• _TEXTAUSZUG_

——

BVB-Rückkehrer Götze sieht sich bei "99,9 Prozent"

Kritik von TV-Experte Lehmann

Spätestens seit Mario Götzes entscheidenden Treffer im WM-Finale 2014 hat der Offensivkünstler einen Stein im Brett bei Bundestrainer Joachim Löw. Dieser revanchierte sich jetzt, indem er dem Hochbegabten leichte Starthilfe für seine noch nicht in Schwung gekommene BVB-Rückkehr gab. Nur einer meckerte am Sonntag massiv: TV-Experte Jens Lehmann.

OSLO/DORTMUND

, 05.09.2016, 17:51 Uhr / Lesedauer: 2 min
BVB-Rückkehrer Götze sieht sich bei "99,9 Prozent"

Mario Götze wurde von Jens Lehmann scharf kritisiert.

——

• _DATENSATZAUSZUG_
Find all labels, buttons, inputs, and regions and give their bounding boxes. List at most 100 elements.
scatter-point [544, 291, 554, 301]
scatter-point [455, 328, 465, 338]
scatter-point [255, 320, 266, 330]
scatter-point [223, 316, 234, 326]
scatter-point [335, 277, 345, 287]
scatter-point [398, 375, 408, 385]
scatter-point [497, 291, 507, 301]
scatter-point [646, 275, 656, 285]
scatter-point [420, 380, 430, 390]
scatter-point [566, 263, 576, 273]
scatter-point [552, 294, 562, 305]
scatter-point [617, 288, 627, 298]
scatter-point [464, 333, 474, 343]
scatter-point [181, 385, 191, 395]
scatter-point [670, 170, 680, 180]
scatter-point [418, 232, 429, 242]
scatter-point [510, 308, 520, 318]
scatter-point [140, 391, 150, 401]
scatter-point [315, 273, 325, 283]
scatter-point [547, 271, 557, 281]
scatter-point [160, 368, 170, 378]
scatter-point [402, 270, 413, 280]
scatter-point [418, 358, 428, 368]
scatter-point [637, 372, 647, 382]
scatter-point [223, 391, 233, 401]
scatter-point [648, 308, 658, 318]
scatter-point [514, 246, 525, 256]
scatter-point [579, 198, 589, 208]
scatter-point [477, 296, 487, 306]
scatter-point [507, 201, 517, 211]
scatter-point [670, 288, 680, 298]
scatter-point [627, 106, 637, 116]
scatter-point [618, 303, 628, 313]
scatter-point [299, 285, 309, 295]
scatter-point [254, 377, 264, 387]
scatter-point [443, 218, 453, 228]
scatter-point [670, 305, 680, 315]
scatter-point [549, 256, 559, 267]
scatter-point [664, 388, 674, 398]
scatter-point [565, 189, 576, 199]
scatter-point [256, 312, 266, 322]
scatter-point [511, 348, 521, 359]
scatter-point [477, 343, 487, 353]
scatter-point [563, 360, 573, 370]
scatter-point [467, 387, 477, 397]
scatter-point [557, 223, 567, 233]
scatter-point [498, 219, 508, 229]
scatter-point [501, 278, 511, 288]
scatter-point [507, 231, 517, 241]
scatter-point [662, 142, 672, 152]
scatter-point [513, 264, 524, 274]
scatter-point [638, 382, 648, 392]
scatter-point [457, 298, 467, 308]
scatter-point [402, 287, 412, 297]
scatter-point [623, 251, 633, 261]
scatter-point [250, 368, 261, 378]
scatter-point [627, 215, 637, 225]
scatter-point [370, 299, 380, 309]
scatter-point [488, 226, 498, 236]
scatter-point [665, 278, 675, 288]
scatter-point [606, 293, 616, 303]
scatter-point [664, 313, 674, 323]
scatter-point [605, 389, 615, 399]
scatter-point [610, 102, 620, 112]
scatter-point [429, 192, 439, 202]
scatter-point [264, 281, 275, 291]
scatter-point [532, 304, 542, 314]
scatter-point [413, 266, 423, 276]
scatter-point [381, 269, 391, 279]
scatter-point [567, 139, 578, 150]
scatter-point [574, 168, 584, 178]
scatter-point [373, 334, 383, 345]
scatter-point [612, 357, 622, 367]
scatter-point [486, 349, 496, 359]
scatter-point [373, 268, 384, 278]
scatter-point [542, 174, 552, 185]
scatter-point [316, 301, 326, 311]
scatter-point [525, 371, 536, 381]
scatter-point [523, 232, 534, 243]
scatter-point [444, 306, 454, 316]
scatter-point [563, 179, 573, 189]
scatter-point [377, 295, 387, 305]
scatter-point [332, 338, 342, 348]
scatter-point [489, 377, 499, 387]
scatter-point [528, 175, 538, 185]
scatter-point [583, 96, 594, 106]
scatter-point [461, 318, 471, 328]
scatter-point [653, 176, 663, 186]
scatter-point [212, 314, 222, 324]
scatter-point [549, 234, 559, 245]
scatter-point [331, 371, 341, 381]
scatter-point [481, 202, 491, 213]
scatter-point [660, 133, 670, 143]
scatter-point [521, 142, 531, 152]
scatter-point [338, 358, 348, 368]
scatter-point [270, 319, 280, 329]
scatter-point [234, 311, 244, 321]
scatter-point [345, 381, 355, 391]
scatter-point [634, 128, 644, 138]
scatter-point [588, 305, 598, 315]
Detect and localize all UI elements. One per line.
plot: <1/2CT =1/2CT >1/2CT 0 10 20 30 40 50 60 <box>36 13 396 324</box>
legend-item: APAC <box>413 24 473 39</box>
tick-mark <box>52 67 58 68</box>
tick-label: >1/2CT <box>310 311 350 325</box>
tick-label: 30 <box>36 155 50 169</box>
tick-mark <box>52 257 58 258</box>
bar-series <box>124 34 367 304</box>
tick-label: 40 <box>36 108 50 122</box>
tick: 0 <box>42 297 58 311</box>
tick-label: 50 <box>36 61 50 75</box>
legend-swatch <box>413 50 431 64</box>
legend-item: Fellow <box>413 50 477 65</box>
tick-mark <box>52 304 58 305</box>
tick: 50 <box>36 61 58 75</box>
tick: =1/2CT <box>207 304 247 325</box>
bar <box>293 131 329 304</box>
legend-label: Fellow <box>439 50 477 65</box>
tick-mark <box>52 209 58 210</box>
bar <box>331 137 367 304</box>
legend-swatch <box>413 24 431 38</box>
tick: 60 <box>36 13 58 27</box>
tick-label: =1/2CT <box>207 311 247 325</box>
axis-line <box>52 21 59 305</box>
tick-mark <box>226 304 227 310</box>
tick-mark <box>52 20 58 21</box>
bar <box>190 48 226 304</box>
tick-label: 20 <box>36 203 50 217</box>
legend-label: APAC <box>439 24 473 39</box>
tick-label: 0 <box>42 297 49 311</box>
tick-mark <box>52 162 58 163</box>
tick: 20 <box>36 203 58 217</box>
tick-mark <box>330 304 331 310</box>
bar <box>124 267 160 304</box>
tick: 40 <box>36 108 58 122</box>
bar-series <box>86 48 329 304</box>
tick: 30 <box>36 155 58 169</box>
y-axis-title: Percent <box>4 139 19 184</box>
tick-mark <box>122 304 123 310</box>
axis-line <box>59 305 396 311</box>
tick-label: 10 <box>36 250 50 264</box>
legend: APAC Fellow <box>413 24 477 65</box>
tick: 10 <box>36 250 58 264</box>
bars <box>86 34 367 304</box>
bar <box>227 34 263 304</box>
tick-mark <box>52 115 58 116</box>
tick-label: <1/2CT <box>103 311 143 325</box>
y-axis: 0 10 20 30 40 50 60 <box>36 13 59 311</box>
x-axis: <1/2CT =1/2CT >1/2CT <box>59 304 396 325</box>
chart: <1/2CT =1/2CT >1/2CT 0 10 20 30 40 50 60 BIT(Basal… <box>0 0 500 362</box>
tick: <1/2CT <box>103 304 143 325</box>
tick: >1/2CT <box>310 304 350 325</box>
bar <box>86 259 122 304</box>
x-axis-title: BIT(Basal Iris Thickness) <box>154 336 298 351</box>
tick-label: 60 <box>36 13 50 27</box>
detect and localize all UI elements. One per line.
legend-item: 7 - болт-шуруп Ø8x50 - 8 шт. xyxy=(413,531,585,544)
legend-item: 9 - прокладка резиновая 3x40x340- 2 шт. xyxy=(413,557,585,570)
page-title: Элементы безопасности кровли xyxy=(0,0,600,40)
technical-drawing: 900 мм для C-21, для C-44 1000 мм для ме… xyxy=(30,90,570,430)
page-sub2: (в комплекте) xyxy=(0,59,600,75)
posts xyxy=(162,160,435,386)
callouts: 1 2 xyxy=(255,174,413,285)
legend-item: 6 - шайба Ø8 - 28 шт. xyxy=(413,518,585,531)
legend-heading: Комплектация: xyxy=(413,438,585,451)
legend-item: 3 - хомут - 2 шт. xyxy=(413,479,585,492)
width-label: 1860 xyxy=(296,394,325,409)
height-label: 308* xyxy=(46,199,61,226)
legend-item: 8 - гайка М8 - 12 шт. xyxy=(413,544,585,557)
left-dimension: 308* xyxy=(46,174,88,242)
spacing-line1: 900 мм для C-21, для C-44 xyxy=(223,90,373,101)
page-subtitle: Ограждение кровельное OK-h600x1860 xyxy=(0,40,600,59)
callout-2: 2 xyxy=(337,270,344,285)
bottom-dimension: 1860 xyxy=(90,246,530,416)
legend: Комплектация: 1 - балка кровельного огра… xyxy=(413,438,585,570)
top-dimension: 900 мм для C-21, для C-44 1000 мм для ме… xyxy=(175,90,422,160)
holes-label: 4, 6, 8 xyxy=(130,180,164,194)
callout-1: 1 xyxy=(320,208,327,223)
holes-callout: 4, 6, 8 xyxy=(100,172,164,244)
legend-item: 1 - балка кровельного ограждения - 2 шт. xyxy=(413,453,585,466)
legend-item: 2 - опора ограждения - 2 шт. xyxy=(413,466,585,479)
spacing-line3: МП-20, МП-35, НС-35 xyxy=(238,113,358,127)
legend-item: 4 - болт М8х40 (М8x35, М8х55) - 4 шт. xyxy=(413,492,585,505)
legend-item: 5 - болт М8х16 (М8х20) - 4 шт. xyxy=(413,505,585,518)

——

• _AUFGABEN_
(a) Wer hat Götze am Sonntag laut dem Artikel über Mario Götzes BVB-Rückkehr massiv kritisiert?
(b) Setzen Sie den Artikel über Mario Götzes BVB-Rückkehr im Anschluss an seinen letzten Satz fort.

• _LÖSUNGEN_
(a) TV-Experte Jens Lehmann.

(b)
Jens Lehmann war schon als Keeper ein zuweilen zänkischer Mensch, der keinem Konflikt aus dem Weg ging. Als TV-Experte – so wirkt es manchmal – hat er seinem Charakter noch eine gehörige Prise Streitlust hinzugefügt. Zu spüren bekam das am Sonntag Nationalspieler Mario Götze, den sich Lehmann nach dem 3:0-Sieg in Norwegen zum Auftakt der WM-Qualifikation vor einem Millionenpublikum an den TV-Bildschirmen vorknöpfte.

"Habe nichts gesehen"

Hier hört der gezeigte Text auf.